(Data items)

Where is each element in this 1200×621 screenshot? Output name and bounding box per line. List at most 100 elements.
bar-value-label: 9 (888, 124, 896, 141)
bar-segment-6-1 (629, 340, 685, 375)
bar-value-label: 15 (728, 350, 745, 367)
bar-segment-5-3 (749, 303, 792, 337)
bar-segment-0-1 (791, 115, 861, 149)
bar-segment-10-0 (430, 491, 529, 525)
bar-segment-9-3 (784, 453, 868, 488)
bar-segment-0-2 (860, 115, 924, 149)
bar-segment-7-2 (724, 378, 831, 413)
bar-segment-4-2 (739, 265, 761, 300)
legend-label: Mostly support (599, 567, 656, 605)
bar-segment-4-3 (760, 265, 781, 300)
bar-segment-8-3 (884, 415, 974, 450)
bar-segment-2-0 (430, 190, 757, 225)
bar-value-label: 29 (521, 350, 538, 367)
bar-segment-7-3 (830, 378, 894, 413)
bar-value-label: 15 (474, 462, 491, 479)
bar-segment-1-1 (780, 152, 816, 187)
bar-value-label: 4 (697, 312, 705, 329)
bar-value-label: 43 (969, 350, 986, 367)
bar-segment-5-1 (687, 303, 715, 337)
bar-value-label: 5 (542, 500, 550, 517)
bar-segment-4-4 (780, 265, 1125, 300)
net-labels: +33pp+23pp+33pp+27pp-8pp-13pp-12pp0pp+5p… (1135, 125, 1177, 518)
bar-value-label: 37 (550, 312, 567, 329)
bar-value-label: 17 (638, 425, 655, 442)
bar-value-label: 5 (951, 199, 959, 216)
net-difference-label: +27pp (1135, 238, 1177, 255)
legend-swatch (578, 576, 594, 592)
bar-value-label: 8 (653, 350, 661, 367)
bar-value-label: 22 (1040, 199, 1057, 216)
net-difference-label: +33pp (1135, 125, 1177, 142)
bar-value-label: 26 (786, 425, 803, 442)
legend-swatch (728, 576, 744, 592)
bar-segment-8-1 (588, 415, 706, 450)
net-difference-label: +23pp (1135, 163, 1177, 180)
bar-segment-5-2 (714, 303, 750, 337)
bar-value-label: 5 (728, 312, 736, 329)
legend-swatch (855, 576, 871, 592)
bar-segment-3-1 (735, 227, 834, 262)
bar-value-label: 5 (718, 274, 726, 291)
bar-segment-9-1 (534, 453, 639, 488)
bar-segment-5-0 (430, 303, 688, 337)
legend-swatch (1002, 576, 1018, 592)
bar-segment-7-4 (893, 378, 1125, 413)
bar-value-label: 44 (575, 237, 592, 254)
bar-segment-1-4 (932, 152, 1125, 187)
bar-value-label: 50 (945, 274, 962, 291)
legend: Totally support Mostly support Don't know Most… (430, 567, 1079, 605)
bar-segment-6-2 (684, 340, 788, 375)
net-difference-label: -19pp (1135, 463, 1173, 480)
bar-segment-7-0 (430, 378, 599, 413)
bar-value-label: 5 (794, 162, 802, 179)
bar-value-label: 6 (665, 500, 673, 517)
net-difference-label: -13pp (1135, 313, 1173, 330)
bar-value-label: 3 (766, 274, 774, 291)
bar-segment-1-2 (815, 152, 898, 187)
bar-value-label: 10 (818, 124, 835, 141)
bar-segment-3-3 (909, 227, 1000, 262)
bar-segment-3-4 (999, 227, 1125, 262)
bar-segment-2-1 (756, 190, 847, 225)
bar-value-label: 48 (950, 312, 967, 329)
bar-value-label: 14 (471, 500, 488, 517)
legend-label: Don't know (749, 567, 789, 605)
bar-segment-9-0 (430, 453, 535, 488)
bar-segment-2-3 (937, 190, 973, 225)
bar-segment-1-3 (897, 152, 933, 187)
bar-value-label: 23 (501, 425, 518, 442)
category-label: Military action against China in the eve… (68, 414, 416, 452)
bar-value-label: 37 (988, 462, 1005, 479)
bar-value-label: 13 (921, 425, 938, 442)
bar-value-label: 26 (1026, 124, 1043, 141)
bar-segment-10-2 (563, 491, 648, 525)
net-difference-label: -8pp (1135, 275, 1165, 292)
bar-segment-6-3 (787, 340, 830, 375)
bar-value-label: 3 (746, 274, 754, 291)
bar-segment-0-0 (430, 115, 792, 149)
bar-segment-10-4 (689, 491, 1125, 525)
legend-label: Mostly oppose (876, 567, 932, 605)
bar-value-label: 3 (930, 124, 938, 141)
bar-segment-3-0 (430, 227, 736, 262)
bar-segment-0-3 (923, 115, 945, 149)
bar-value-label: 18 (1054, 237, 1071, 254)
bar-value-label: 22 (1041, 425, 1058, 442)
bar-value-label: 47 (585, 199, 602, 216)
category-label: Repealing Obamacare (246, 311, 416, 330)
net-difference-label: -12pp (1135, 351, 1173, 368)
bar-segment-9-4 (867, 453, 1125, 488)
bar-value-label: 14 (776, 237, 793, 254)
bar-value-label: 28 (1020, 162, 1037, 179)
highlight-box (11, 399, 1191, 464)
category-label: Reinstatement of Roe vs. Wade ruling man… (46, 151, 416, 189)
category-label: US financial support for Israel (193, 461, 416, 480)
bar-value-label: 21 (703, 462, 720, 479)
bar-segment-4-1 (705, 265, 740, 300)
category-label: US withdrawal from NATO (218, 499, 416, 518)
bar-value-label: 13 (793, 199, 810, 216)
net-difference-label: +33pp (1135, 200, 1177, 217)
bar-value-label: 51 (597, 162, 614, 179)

## EXERCISE
Reproduce word for word every line from the beginning of the entries through the line containing "bar-value-label: 5 (542, 500, 550, 517)", including that line.

## THE ANSWER
Where is each element in this 1200×621 screenshot? Output name and bounding box per line. List at most 100 elements.
bar-value-label: 9 (888, 124, 896, 141)
bar-segment-6-1 (629, 340, 685, 375)
bar-value-label: 15 (728, 350, 745, 367)
bar-segment-5-3 (749, 303, 792, 337)
bar-segment-0-1 (791, 115, 861, 149)
bar-segment-10-0 (430, 491, 529, 525)
bar-segment-9-3 (784, 453, 868, 488)
bar-segment-0-2 (860, 115, 924, 149)
bar-segment-7-2 (724, 378, 831, 413)
bar-segment-4-2 (739, 265, 761, 300)
legend-label: Mostly support (599, 567, 656, 605)
bar-segment-4-3 (760, 265, 781, 300)
bar-segment-8-3 (884, 415, 974, 450)
bar-segment-2-0 (430, 190, 757, 225)
bar-value-label: 29 (521, 350, 538, 367)
bar-segment-7-3 (830, 378, 894, 413)
bar-value-label: 15 (474, 462, 491, 479)
bar-segment-1-1 (780, 152, 816, 187)
bar-value-label: 4 (697, 312, 705, 329)
bar-value-label: 43 (969, 350, 986, 367)
bar-segment-5-1 (687, 303, 715, 337)
bar-value-label: 5 (542, 500, 550, 517)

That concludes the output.